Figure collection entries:
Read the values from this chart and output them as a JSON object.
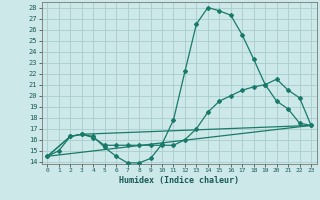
{
  "xlabel": "Humidex (Indice chaleur)",
  "bg_color": "#cce8e8",
  "grid_color": "#aacccc",
  "line_color": "#1a7a6a",
  "xlim": [
    -0.5,
    23.5
  ],
  "ylim": [
    13.8,
    28.5
  ],
  "xticks": [
    0,
    1,
    2,
    3,
    4,
    5,
    6,
    7,
    8,
    9,
    10,
    11,
    12,
    13,
    14,
    15,
    16,
    17,
    18,
    19,
    20,
    21,
    22,
    23
  ],
  "yticks": [
    14,
    15,
    16,
    17,
    18,
    19,
    20,
    21,
    22,
    23,
    24,
    25,
    26,
    27,
    28
  ],
  "line1_x": [
    0,
    1,
    2,
    3,
    4,
    5,
    6,
    7,
    8,
    9,
    10,
    11,
    12,
    13,
    14,
    15,
    16,
    17,
    18,
    19,
    20,
    21,
    22,
    23
  ],
  "line1_y": [
    14.5,
    15.0,
    16.3,
    16.5,
    16.3,
    15.3,
    14.5,
    13.9,
    13.9,
    14.3,
    15.6,
    17.8,
    22.2,
    26.5,
    28.0,
    27.7,
    27.3,
    25.5,
    23.3,
    21.0,
    19.5,
    18.8,
    17.5,
    17.3
  ],
  "line2_x": [
    0,
    2,
    3,
    4,
    5,
    6,
    7,
    8,
    9,
    10,
    11,
    12,
    13,
    14,
    15,
    16,
    17,
    18,
    19,
    20,
    21,
    22,
    23
  ],
  "line2_y": [
    14.5,
    16.3,
    16.5,
    16.2,
    15.5,
    15.5,
    15.5,
    15.5,
    15.5,
    15.5,
    15.5,
    16.0,
    17.0,
    18.5,
    19.5,
    20.0,
    20.5,
    20.8,
    21.0,
    21.5,
    20.5,
    19.8,
    17.3
  ],
  "line3_x": [
    0,
    23
  ],
  "line3_y": [
    14.5,
    17.3
  ],
  "line4_x": [
    0,
    2,
    3,
    23
  ],
  "line4_y": [
    14.5,
    16.3,
    16.5,
    17.3
  ]
}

WRITTEN EXERCISE: Print every entry exactly as written, without the pictures.

EXERCISE RESPONSE:
Read the values from this chart and output them as a JSON object.
{
  "xlabel": "Humidex (Indice chaleur)",
  "bg_color": "#cce8e8",
  "grid_color": "#aacccc",
  "line_color": "#1a7a6a",
  "xlim": [
    -0.5,
    23.5
  ],
  "ylim": [
    13.8,
    28.5
  ],
  "xticks": [
    0,
    1,
    2,
    3,
    4,
    5,
    6,
    7,
    8,
    9,
    10,
    11,
    12,
    13,
    14,
    15,
    16,
    17,
    18,
    19,
    20,
    21,
    22,
    23
  ],
  "yticks": [
    14,
    15,
    16,
    17,
    18,
    19,
    20,
    21,
    22,
    23,
    24,
    25,
    26,
    27,
    28
  ],
  "line1_x": [
    0,
    1,
    2,
    3,
    4,
    5,
    6,
    7,
    8,
    9,
    10,
    11,
    12,
    13,
    14,
    15,
    16,
    17,
    18,
    19,
    20,
    21,
    22,
    23
  ],
  "line1_y": [
    14.5,
    15.0,
    16.3,
    16.5,
    16.3,
    15.3,
    14.5,
    13.9,
    13.9,
    14.3,
    15.6,
    17.8,
    22.2,
    26.5,
    28.0,
    27.7,
    27.3,
    25.5,
    23.3,
    21.0,
    19.5,
    18.8,
    17.5,
    17.3
  ],
  "line2_x": [
    0,
    2,
    3,
    4,
    5,
    6,
    7,
    8,
    9,
    10,
    11,
    12,
    13,
    14,
    15,
    16,
    17,
    18,
    19,
    20,
    21,
    22,
    23
  ],
  "line2_y": [
    14.5,
    16.3,
    16.5,
    16.2,
    15.5,
    15.5,
    15.5,
    15.5,
    15.5,
    15.5,
    15.5,
    16.0,
    17.0,
    18.5,
    19.5,
    20.0,
    20.5,
    20.8,
    21.0,
    21.5,
    20.5,
    19.8,
    17.3
  ],
  "line3_x": [
    0,
    23
  ],
  "line3_y": [
    14.5,
    17.3
  ],
  "line4_x": [
    0,
    2,
    3,
    23
  ],
  "line4_y": [
    14.5,
    16.3,
    16.5,
    17.3
  ]
}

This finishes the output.